Omit every picture, then give all the entries again exactly.
━━━ Record list ━━━
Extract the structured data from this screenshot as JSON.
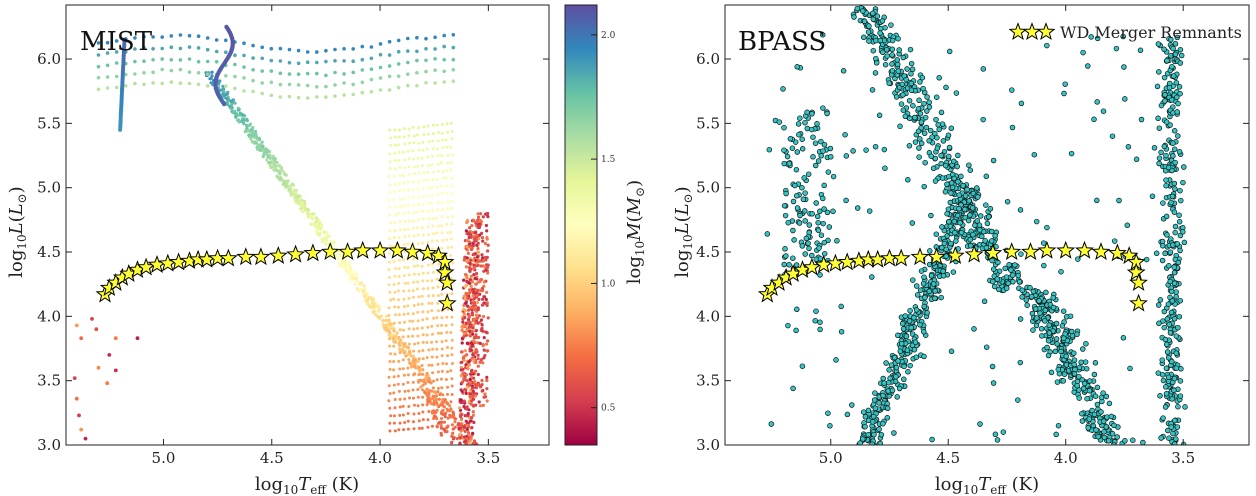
{
  "chart_data": [
    {
      "type": "scatter",
      "title": "MIST",
      "xlabel": "log10 T_eff (K)",
      "ylabel": "log10 L(L_sun)",
      "x_axis_reversed": true,
      "xlim": [
        5.45,
        3.22
      ],
      "ylim": [
        3.0,
        6.42
      ],
      "xticks": [
        "5.0",
        "4.5",
        "4.0",
        "3.5"
      ],
      "yticks": [
        "3.0",
        "3.5",
        "4.0",
        "4.5",
        "5.0",
        "5.5",
        "6.0"
      ],
      "colorbar": {
        "label": "log10 M(M_sun)",
        "range": [
          0.35,
          2.12
        ],
        "ticks": [
          "0.5",
          "1.0",
          "1.5",
          "2.0"
        ],
        "colormap": [
          "#9e0142",
          "#d53e4f",
          "#f46d43",
          "#fdae61",
          "#fee08b",
          "#ffffbf",
          "#e6f598",
          "#abdda4",
          "#66c2a5",
          "#3288bd",
          "#5e4fa2"
        ]
      },
      "series": [
        {
          "name": "WD Merger Remnants",
          "marker": "star",
          "color": "#ffff33",
          "x": [
            5.27,
            5.25,
            5.22,
            5.19,
            5.16,
            5.12,
            5.08,
            5.03,
            4.98,
            4.93,
            4.88,
            4.84,
            4.8,
            4.75,
            4.7,
            4.62,
            4.55,
            4.47,
            4.39,
            4.31,
            4.23,
            4.15,
            4.08,
            4.0,
            3.92,
            3.85,
            3.78,
            3.73,
            3.7,
            3.7,
            3.69,
            3.69
          ],
          "y": [
            4.17,
            4.22,
            4.26,
            4.3,
            4.33,
            4.36,
            4.38,
            4.4,
            4.41,
            4.42,
            4.43,
            4.44,
            4.44,
            4.45,
            4.45,
            4.46,
            4.46,
            4.47,
            4.48,
            4.49,
            4.5,
            4.5,
            4.51,
            4.51,
            4.51,
            4.5,
            4.49,
            4.47,
            4.42,
            4.34,
            4.26,
            4.1
          ]
        }
      ],
      "background_tracks": "MIST evolutionary track points colored by log10 initial mass"
    },
    {
      "type": "scatter",
      "title": "BPASS",
      "xlabel": "log10 T_eff (K)",
      "ylabel": "log10 L(L_sun)",
      "x_axis_reversed": true,
      "xlim": [
        5.45,
        3.22
      ],
      "ylim": [
        3.0,
        6.42
      ],
      "xticks": [
        "5.0",
        "4.5",
        "4.0",
        "3.5"
      ],
      "yticks": [
        "3.0",
        "3.5",
        "4.0",
        "4.5",
        "5.0",
        "5.5",
        "6.0"
      ],
      "legend": {
        "location": "top-right",
        "entries": [
          "WD Merger Remnants"
        ]
      },
      "series": [
        {
          "name": "WD Merger Remnants",
          "marker": "star",
          "color": "#ffff33",
          "x": [
            5.27,
            5.25,
            5.22,
            5.19,
            5.16,
            5.12,
            5.08,
            5.03,
            4.98,
            4.93,
            4.88,
            4.84,
            4.8,
            4.75,
            4.7,
            4.62,
            4.55,
            4.47,
            4.39,
            4.31,
            4.23,
            4.15,
            4.08,
            4.0,
            3.92,
            3.85,
            3.78,
            3.73,
            3.7,
            3.7,
            3.69,
            3.69
          ],
          "y": [
            4.17,
            4.22,
            4.26,
            4.3,
            4.33,
            4.36,
            4.38,
            4.4,
            4.41,
            4.42,
            4.43,
            4.44,
            4.44,
            4.45,
            4.45,
            4.46,
            4.46,
            4.47,
            4.48,
            4.49,
            4.5,
            4.5,
            4.51,
            4.51,
            4.51,
            4.5,
            4.49,
            4.47,
            4.42,
            4.34,
            4.26,
            4.1
          ]
        }
      ],
      "background_points": {
        "color": "#33c4c4",
        "edge": "#111111",
        "description": "BPASS binary population model stars"
      }
    }
  ]
}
━━━
* Final result:
Extract the structured data from this screenshot as JSON.
{
  "chart_data": [
    {
      "type": "scatter",
      "title": "MIST",
      "xlabel": "log10 T_eff (K)",
      "ylabel": "log10 L(L_sun)",
      "x_axis_reversed": true,
      "xlim": [
        5.45,
        3.22
      ],
      "ylim": [
        3.0,
        6.42
      ],
      "xticks": [
        "5.0",
        "4.5",
        "4.0",
        "3.5"
      ],
      "yticks": [
        "3.0",
        "3.5",
        "4.0",
        "4.5",
        "5.0",
        "5.5",
        "6.0"
      ],
      "colorbar": {
        "label": "log10 M(M_sun)",
        "range": [
          0.35,
          2.12
        ],
        "ticks": [
          "0.5",
          "1.0",
          "1.5",
          "2.0"
        ],
        "colormap": [
          "#9e0142",
          "#d53e4f",
          "#f46d43",
          "#fdae61",
          "#fee08b",
          "#ffffbf",
          "#e6f598",
          "#abdda4",
          "#66c2a5",
          "#3288bd",
          "#5e4fa2"
        ]
      },
      "series": [
        {
          "name": "WD Merger Remnants",
          "marker": "star",
          "color": "#ffff33",
          "x": [
            5.27,
            5.25,
            5.22,
            5.19,
            5.16,
            5.12,
            5.08,
            5.03,
            4.98,
            4.93,
            4.88,
            4.84,
            4.8,
            4.75,
            4.7,
            4.62,
            4.55,
            4.47,
            4.39,
            4.31,
            4.23,
            4.15,
            4.08,
            4.0,
            3.92,
            3.85,
            3.78,
            3.73,
            3.7,
            3.7,
            3.69,
            3.69
          ],
          "y": [
            4.17,
            4.22,
            4.26,
            4.3,
            4.33,
            4.36,
            4.38,
            4.4,
            4.41,
            4.42,
            4.43,
            4.44,
            4.44,
            4.45,
            4.45,
            4.46,
            4.46,
            4.47,
            4.48,
            4.49,
            4.5,
            4.5,
            4.51,
            4.51,
            4.51,
            4.5,
            4.49,
            4.47,
            4.42,
            4.34,
            4.26,
            4.1
          ]
        }
      ],
      "background_tracks": "MIST evolutionary track points colored by log10 initial mass"
    },
    {
      "type": "scatter",
      "title": "BPASS",
      "xlabel": "log10 T_eff (K)",
      "ylabel": "log10 L(L_sun)",
      "x_axis_reversed": true,
      "xlim": [
        5.45,
        3.22
      ],
      "ylim": [
        3.0,
        6.42
      ],
      "xticks": [
        "5.0",
        "4.5",
        "4.0",
        "3.5"
      ],
      "yticks": [
        "3.0",
        "3.5",
        "4.0",
        "4.5",
        "5.0",
        "5.5",
        "6.0"
      ],
      "legend": {
        "location": "top-right",
        "entries": [
          "WD Merger Remnants"
        ]
      },
      "series": [
        {
          "name": "WD Merger Remnants",
          "marker": "star",
          "color": "#ffff33",
          "x": [
            5.27,
            5.25,
            5.22,
            5.19,
            5.16,
            5.12,
            5.08,
            5.03,
            4.98,
            4.93,
            4.88,
            4.84,
            4.8,
            4.75,
            4.7,
            4.62,
            4.55,
            4.47,
            4.39,
            4.31,
            4.23,
            4.15,
            4.08,
            4.0,
            3.92,
            3.85,
            3.78,
            3.73,
            3.7,
            3.7,
            3.69,
            3.69
          ],
          "y": [
            4.17,
            4.22,
            4.26,
            4.3,
            4.33,
            4.36,
            4.38,
            4.4,
            4.41,
            4.42,
            4.43,
            4.44,
            4.44,
            4.45,
            4.45,
            4.46,
            4.46,
            4.47,
            4.48,
            4.49,
            4.5,
            4.5,
            4.51,
            4.51,
            4.51,
            4.5,
            4.49,
            4.47,
            4.42,
            4.34,
            4.26,
            4.1
          ]
        }
      ],
      "background_points": {
        "color": "#33c4c4",
        "edge": "#111111",
        "description": "BPASS binary population model stars"
      }
    }
  ]
}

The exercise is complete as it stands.